Stored items from a collection -
- - -

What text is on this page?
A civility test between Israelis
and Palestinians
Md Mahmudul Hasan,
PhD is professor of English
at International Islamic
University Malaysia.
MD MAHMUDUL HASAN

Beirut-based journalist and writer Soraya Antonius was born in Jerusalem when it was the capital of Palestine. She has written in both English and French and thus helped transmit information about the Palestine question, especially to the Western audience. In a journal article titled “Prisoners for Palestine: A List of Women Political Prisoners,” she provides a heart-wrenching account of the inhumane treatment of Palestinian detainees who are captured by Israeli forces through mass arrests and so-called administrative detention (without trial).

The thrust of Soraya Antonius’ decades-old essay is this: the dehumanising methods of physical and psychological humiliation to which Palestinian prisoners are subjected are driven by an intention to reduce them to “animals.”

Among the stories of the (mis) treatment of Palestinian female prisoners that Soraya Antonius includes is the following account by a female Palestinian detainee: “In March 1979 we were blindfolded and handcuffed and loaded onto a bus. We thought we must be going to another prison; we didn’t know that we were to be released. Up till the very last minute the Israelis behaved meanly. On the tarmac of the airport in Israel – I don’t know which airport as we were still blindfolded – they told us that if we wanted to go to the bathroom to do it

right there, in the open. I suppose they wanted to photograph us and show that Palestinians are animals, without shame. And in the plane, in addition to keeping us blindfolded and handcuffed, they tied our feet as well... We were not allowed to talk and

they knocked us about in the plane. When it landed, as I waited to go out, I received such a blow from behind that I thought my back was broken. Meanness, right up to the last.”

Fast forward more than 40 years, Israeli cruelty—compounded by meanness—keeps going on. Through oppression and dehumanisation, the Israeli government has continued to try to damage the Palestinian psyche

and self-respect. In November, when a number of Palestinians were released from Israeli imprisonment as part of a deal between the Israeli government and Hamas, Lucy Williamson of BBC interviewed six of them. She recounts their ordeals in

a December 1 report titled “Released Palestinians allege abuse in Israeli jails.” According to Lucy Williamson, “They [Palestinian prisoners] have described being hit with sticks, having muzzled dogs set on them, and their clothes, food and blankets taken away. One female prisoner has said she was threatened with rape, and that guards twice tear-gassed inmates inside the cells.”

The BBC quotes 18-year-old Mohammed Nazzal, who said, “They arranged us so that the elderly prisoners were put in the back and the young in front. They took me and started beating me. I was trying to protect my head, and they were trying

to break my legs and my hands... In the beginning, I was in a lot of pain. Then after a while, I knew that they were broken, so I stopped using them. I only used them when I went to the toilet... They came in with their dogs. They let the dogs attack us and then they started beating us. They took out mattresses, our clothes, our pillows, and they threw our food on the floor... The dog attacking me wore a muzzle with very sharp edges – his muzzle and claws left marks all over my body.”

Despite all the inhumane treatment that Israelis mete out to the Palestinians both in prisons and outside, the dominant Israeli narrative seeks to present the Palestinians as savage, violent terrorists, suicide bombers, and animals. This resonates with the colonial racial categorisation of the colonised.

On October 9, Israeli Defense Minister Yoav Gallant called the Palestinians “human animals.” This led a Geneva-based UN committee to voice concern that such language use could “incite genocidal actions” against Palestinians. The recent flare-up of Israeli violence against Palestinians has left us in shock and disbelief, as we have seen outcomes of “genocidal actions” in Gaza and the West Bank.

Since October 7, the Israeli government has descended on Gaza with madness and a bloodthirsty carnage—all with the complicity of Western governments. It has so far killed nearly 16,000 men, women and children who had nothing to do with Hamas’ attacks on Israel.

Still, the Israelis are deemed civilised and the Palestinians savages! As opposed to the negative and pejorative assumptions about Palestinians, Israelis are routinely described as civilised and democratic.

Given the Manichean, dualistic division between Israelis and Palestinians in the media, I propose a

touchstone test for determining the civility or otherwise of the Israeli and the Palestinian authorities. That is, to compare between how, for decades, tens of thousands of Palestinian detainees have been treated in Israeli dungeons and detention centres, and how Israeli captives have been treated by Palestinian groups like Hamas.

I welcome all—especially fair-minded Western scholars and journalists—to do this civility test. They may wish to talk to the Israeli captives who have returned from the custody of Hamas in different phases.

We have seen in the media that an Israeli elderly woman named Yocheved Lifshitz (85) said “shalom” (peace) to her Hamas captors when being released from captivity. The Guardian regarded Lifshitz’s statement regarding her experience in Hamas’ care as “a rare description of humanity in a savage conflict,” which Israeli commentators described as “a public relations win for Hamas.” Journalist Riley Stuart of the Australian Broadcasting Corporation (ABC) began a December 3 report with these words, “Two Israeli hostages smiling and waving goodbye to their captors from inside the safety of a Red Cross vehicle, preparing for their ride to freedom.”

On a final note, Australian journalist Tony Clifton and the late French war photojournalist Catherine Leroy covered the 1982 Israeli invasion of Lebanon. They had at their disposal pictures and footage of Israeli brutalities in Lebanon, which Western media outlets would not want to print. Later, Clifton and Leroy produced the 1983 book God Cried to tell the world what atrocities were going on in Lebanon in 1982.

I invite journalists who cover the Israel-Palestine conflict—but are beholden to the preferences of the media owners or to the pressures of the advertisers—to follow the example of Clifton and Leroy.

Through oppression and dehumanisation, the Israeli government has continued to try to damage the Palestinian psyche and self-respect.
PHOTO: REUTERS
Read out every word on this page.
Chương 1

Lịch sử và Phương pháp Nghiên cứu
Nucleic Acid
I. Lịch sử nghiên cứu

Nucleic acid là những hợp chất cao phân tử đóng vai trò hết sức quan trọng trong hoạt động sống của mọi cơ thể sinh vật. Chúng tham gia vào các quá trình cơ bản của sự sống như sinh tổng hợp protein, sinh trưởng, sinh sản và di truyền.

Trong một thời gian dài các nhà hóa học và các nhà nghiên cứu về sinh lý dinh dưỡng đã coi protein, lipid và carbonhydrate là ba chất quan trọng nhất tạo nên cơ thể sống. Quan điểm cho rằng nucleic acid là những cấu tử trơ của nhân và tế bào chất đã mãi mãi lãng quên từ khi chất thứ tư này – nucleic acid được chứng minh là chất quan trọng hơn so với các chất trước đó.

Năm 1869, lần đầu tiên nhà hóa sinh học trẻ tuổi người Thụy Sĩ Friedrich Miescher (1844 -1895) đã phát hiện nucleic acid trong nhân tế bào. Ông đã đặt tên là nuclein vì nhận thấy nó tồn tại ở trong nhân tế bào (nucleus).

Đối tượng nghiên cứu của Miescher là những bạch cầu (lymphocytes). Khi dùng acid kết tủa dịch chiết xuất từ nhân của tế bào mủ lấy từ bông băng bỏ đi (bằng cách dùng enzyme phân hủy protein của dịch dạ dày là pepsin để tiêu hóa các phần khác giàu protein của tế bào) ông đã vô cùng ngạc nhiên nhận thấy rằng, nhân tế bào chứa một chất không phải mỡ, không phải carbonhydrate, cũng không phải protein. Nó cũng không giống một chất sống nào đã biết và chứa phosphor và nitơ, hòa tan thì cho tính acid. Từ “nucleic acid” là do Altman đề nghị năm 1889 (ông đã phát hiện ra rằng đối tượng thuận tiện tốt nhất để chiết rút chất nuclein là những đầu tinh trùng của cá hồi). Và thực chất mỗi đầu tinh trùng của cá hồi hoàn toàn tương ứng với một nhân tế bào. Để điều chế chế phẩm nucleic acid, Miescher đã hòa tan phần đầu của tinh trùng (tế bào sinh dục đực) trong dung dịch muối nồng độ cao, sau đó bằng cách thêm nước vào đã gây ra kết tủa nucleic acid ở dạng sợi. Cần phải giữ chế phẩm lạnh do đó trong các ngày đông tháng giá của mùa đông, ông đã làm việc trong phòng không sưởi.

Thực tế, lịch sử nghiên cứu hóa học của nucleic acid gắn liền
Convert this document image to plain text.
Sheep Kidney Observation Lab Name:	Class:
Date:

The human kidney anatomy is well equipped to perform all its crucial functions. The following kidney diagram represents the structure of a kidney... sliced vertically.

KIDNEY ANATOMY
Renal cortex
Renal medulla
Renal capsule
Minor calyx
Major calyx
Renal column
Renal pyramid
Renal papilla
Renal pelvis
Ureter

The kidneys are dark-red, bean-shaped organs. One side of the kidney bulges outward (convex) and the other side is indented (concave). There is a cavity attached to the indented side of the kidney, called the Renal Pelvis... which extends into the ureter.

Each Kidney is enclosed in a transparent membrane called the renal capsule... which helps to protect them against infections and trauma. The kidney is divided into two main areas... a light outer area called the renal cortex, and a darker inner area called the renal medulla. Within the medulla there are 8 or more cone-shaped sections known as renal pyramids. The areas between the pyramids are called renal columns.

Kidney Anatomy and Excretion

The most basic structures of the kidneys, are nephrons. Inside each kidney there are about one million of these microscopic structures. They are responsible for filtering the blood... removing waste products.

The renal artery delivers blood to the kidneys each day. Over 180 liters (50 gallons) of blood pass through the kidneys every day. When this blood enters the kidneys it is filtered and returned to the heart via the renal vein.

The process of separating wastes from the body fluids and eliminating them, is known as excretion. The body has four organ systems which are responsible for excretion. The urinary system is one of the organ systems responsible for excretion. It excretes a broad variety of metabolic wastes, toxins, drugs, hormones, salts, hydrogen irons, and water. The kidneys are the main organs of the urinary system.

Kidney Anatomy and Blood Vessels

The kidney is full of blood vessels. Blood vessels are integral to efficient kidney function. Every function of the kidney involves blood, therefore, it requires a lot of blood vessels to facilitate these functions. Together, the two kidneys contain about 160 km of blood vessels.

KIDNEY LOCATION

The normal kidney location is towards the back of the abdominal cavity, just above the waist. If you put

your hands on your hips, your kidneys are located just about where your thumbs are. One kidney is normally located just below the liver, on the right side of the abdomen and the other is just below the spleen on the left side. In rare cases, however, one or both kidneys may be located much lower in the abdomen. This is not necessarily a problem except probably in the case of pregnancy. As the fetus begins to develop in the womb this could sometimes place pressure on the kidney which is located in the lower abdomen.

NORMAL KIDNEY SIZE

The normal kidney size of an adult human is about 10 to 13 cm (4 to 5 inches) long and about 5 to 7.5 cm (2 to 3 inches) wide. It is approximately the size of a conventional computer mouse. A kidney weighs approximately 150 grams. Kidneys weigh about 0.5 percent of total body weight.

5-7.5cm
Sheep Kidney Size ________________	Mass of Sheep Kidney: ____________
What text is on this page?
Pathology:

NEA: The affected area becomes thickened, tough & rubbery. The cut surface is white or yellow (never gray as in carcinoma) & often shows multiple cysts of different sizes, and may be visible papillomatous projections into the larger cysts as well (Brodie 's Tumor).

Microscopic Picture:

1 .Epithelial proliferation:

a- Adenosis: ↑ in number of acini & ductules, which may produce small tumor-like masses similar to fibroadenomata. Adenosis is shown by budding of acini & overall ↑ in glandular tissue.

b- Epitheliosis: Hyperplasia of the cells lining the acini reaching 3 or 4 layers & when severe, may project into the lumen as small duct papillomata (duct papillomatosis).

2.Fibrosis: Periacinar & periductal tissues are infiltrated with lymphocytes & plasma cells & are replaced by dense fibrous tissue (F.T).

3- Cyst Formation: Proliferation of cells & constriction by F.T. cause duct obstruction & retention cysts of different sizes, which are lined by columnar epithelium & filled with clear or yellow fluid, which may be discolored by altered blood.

- - -

Every line of the entries above that includes "Clifton" should be copied.

Task answer -
On a final note, Australian journalist Tony Clifton and the late French war photojournalist Catherine Leroy covered the 1982 Israeli invasion of Lebanon. They had at their disposal pictures and footage of Israeli brutalities in Lebanon, which Western media outlets would not want to print. Later, Clifton and Leroy produced the 1983 book God Cried to tell the world what atrocities were going on in Lebanon in 1982.
I invite journalists who cover the Israel-Palestine conflict—but are beholden to the preferences of the media owners or to the pressures of the advertisers—to follow the example of Clifton and Leroy.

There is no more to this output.